◆ **PROBLEM STATEMENT**: Report how many lines contain "from", with no other words.

* begin MATERIAL FOR THIS EXERCISE *

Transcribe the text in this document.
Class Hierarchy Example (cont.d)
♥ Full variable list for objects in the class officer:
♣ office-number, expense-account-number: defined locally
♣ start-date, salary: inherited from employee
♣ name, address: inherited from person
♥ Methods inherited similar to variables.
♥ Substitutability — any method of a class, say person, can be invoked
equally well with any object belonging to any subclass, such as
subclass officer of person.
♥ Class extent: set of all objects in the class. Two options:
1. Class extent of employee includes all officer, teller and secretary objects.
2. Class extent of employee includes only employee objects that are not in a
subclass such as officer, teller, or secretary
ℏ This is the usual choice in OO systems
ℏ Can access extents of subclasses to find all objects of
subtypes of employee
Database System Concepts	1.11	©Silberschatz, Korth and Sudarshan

* end MATERIAL FOR THIS EXERCISE *
* begin MATERIAL FOR THIS EXERCISE *

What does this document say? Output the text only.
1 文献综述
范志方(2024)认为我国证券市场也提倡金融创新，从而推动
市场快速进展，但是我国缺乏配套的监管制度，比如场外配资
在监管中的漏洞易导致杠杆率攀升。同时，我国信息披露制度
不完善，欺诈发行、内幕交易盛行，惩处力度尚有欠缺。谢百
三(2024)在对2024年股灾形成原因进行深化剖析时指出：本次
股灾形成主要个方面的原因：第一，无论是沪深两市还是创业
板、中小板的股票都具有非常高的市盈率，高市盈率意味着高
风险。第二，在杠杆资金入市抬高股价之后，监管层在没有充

* end MATERIAL FOR THIS EXERCISE *
* begin MATERIAL FOR THIS EXERCISE *

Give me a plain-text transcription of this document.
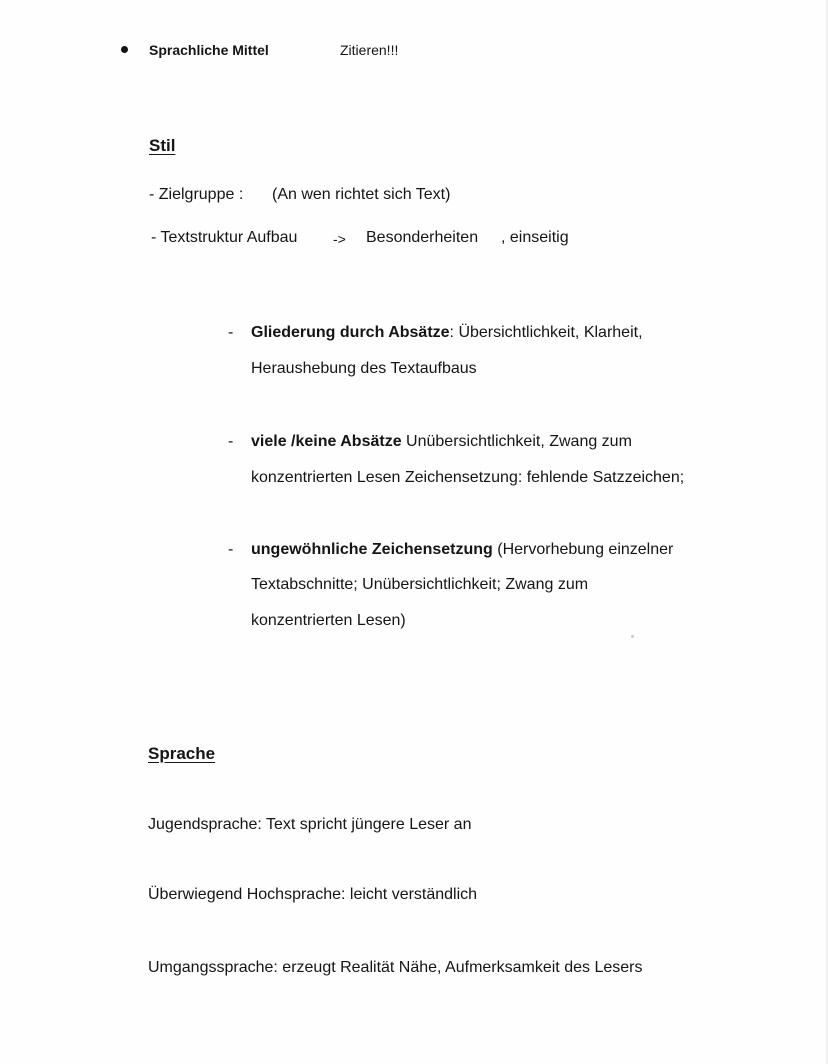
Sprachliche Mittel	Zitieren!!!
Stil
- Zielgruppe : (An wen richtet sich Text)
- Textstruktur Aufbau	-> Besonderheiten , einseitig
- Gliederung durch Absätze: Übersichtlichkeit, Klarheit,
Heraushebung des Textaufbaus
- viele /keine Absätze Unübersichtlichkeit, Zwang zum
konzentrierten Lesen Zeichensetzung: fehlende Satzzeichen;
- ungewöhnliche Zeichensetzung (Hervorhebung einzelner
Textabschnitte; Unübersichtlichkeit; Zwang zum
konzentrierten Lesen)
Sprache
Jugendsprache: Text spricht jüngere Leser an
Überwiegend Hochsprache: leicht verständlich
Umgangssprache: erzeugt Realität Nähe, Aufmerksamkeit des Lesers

* end MATERIAL FOR THIS EXERCISE *

◆ **EXPECTED ANSWER**: 2